> **Short exercise**
Filter the entries below, keeping only lines with the word "hash".

> **Data listing**
· · · · · · ·

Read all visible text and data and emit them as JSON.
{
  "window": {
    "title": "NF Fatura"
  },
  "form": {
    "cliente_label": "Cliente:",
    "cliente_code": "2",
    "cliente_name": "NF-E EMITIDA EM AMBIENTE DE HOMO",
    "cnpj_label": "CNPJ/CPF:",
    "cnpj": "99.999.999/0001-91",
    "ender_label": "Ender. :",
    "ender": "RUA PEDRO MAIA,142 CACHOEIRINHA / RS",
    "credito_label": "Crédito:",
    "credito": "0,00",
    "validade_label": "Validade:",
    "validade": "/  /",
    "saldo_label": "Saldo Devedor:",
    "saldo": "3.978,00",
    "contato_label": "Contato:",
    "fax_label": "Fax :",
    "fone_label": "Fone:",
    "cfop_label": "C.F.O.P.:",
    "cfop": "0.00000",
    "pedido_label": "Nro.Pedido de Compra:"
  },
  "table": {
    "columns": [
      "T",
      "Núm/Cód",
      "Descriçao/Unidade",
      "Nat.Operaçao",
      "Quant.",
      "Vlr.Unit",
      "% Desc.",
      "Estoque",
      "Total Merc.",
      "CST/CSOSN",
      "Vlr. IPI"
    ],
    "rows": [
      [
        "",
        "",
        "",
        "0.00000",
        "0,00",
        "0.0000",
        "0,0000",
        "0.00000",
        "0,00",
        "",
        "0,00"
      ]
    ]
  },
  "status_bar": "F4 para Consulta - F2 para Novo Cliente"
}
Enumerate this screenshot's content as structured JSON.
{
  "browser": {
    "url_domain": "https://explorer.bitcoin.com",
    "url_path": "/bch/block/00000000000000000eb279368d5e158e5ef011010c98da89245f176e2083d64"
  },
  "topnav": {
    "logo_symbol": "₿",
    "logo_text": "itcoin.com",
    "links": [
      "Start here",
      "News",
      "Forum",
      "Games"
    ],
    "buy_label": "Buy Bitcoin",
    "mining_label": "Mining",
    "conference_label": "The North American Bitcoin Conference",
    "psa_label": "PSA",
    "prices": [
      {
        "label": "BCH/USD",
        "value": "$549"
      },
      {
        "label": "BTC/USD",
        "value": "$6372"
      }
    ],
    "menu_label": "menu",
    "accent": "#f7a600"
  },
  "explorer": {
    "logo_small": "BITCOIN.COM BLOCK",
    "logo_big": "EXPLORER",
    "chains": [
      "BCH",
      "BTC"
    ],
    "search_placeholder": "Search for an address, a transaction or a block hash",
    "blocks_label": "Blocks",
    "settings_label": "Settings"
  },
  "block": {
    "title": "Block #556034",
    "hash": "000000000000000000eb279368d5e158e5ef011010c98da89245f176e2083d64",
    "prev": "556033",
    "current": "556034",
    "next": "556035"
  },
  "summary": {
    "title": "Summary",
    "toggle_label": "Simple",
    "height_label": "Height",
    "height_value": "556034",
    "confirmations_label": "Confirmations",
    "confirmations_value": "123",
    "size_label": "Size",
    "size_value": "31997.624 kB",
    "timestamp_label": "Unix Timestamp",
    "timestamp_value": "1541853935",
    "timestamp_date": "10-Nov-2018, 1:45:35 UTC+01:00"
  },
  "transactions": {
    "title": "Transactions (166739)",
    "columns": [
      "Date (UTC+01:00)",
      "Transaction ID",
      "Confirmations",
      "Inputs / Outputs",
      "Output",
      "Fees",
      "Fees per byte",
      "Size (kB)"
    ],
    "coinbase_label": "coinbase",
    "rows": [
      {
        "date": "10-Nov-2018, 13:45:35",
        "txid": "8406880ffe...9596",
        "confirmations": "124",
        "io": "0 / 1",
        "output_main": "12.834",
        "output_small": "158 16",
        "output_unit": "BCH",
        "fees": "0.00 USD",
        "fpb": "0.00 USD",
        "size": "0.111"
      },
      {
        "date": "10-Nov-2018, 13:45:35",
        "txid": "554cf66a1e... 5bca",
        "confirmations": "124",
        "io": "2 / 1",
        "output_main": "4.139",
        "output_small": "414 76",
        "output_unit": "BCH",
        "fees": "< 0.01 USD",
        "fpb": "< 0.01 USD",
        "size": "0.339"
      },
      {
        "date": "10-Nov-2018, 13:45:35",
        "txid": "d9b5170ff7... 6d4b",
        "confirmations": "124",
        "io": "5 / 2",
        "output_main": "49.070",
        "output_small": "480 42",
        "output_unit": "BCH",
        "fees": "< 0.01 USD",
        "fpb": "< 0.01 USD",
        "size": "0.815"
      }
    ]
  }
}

· · · · · · ·

> **Task answer**
    "search_placeholder": "Search for an address, a transaction or a block hash",
    "hash": "000000000000000000eb279368d5e158e5ef011010c98da89245f176e2083d64",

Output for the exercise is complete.